§ Dataset extract
----

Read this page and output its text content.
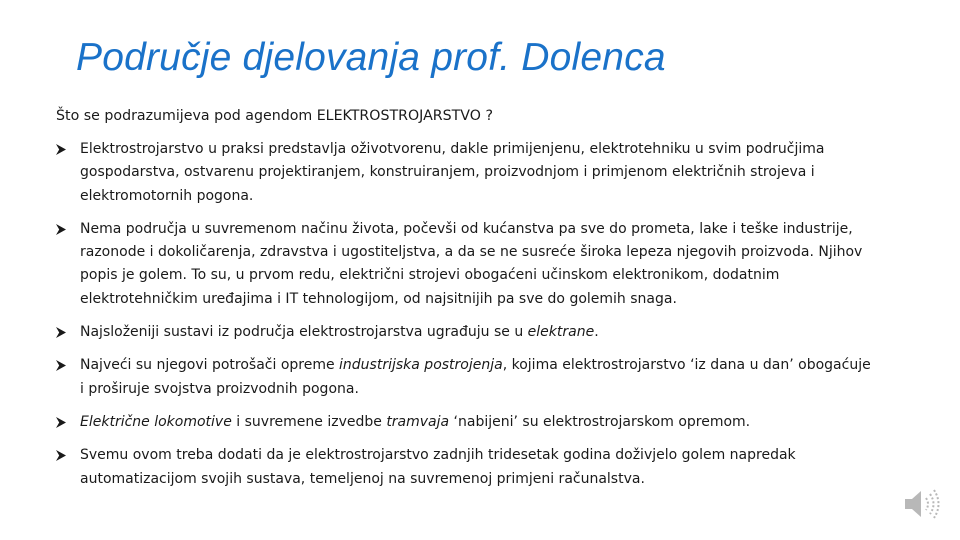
Područje djelovanja prof. Dolenca
Što se podrazumijeva pod agendom ELEKTROSTROJARSTVO ?
Elektrostrojarstvo u praksi predstavlja oživotvorenu, dakle primijenjenu, elektrotehniku u svim područjima gospodarstva, ostvarenu projektiranjem, konstruiranjem, proizvodnjom i primjenom električnih strojeva i elektromotornih pogona.
Nema područja u suvremenom načinu života, počevši od kućanstva pa sve do prometa, lake i teške industrije, razonode i dokoličarenja, zdravstva i ugostiteljstva, a da se ne susreće široka lepeza njegovih proizvoda. Njihov popis je golem. To su, u prvom redu, električni strojevi obogaćeni učinskom elektronikom, dodatnim elektrotehničkim uređajima i IT tehnologijom, od najsitnijih pa sve do golemih snaga.
Najsloženiji sustavi iz područja elektrostrojarstva ugrađuju se u elektrane.
Najveći su njegovi potrošači opreme industrijska postrojenja, kojima elektrostrojarstvo ‘iz dana u dan’ obogaćuje i proširuje svojstva proizvodnih pogona.
Električne lokomotive i suvremene izvedbe tramvaja ‘nabijeni’ su elektrostrojarskom opremom.
Svemu ovom treba dodati da je elektrostrojarstvo zadnjih tridesetak godina doživjelo golem napredak automatizacijom svojih sustava, temeljenoj na suvremenoj primjeni računalstva.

----

§ Problem details
What count of lines in the listing contain the word "pogona"? Reply with the number only.

§ The solution
2